Stated task » Copy each line below that includes "Employee".

++++ Data shown ++++

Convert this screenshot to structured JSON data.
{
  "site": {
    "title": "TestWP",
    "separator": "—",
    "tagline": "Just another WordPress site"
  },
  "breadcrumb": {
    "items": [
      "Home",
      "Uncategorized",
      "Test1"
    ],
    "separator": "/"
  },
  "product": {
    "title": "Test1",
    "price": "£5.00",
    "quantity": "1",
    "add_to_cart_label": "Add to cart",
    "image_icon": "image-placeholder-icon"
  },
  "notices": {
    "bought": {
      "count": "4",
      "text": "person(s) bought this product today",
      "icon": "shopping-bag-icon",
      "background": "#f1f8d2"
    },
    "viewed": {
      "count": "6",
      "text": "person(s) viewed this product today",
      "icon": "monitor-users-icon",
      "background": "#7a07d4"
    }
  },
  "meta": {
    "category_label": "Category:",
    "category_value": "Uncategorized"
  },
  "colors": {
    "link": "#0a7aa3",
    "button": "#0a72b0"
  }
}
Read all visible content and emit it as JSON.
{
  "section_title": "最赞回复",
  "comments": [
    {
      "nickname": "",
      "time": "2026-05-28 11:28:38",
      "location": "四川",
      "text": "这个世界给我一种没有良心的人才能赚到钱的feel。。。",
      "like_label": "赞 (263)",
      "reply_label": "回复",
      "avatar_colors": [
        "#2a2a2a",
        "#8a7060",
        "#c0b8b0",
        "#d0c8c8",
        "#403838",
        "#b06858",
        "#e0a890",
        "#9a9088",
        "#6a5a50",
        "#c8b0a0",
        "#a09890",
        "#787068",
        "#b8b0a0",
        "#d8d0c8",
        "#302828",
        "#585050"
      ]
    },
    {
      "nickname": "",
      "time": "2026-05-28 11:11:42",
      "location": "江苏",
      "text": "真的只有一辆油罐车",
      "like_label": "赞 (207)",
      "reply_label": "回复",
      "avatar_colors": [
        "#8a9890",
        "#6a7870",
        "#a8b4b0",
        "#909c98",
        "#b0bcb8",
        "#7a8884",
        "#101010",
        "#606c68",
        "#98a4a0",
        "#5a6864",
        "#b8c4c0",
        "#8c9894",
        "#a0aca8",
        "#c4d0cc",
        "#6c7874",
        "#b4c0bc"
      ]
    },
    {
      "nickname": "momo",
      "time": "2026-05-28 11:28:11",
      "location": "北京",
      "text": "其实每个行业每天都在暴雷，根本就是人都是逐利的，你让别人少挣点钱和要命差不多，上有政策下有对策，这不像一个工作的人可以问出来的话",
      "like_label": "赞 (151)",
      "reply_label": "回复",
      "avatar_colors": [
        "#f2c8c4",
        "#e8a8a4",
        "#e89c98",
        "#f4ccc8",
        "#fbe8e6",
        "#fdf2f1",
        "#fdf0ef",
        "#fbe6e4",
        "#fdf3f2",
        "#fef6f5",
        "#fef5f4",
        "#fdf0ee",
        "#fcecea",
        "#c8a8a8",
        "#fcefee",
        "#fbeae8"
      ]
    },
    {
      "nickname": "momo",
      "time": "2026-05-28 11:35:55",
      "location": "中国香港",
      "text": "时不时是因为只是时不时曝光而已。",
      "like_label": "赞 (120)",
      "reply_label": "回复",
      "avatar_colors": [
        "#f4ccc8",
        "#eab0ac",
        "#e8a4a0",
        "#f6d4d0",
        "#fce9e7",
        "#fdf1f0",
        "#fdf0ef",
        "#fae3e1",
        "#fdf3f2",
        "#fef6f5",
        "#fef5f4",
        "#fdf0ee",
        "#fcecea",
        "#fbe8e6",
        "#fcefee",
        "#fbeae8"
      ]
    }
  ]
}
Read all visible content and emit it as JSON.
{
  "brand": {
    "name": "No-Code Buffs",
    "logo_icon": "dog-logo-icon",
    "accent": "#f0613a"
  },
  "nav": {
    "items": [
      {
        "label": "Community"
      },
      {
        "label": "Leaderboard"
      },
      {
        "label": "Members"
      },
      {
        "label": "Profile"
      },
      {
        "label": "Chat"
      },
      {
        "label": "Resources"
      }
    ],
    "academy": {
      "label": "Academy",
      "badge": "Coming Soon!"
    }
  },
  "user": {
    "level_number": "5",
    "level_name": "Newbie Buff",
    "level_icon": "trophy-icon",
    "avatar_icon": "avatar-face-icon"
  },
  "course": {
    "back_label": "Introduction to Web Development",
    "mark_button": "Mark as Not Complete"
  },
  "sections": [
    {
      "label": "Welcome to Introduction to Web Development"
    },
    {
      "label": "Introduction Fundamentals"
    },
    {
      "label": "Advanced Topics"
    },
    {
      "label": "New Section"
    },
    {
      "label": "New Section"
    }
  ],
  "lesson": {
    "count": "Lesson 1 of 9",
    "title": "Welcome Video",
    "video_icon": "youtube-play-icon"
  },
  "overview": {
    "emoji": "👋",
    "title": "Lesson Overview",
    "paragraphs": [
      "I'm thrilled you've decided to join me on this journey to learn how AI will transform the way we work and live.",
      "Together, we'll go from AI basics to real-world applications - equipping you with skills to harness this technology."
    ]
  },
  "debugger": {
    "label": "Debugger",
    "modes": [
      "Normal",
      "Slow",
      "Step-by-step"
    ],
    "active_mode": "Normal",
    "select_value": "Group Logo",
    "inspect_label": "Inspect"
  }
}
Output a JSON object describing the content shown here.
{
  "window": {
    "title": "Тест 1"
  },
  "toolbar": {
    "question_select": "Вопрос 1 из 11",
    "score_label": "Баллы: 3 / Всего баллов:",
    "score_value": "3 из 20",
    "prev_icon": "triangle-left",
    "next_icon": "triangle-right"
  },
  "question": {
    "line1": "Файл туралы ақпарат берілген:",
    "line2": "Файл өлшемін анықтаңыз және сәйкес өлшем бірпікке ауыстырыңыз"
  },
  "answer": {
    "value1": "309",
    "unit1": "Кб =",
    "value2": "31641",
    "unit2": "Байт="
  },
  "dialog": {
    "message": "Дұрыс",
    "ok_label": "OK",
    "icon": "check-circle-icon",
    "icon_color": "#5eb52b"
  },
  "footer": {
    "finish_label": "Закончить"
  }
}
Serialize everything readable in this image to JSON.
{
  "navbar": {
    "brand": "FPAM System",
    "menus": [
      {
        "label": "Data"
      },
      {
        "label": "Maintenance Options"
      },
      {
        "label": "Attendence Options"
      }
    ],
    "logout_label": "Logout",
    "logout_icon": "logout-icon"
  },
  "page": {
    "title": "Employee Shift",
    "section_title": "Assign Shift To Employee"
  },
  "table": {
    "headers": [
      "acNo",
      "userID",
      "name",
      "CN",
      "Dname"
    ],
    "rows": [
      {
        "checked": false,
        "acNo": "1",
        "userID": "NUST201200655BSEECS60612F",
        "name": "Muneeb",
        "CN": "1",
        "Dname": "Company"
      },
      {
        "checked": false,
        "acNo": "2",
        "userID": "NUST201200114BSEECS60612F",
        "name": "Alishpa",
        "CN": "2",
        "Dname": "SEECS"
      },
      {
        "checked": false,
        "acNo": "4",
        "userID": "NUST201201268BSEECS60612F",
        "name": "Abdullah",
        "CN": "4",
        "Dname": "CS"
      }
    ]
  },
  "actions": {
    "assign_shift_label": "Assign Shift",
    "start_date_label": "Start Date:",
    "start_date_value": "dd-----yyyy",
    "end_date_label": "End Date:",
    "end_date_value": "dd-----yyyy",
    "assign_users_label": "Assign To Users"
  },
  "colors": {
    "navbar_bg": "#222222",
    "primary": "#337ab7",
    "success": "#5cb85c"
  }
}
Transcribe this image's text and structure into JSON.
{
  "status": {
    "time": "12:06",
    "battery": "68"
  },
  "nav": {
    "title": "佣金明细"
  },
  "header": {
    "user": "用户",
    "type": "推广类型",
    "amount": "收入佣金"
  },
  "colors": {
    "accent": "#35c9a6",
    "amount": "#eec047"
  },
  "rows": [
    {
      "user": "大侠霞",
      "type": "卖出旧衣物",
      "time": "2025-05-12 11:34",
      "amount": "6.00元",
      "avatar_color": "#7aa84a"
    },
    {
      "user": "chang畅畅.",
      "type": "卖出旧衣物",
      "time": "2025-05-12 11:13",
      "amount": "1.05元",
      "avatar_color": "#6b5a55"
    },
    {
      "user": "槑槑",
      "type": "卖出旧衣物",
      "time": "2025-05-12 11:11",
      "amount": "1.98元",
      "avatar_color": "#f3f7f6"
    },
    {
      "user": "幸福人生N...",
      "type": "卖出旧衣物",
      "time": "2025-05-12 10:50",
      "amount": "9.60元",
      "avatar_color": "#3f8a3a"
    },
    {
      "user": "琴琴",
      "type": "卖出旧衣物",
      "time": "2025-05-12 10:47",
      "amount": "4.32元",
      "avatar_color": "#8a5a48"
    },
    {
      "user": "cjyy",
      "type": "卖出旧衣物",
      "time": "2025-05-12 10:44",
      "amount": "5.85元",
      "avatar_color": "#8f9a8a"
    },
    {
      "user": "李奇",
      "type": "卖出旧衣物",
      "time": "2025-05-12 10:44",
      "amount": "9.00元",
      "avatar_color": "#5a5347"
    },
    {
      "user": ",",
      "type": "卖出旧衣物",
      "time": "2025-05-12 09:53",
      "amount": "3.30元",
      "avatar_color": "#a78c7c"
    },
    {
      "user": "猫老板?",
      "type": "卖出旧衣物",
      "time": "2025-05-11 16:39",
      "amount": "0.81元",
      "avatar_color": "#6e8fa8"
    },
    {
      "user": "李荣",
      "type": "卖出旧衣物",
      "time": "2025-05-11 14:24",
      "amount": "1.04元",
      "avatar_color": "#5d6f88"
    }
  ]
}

++++

Worked answer »
    "title": "Employee Shift",
    "section_title": "Assign Shift To Employee"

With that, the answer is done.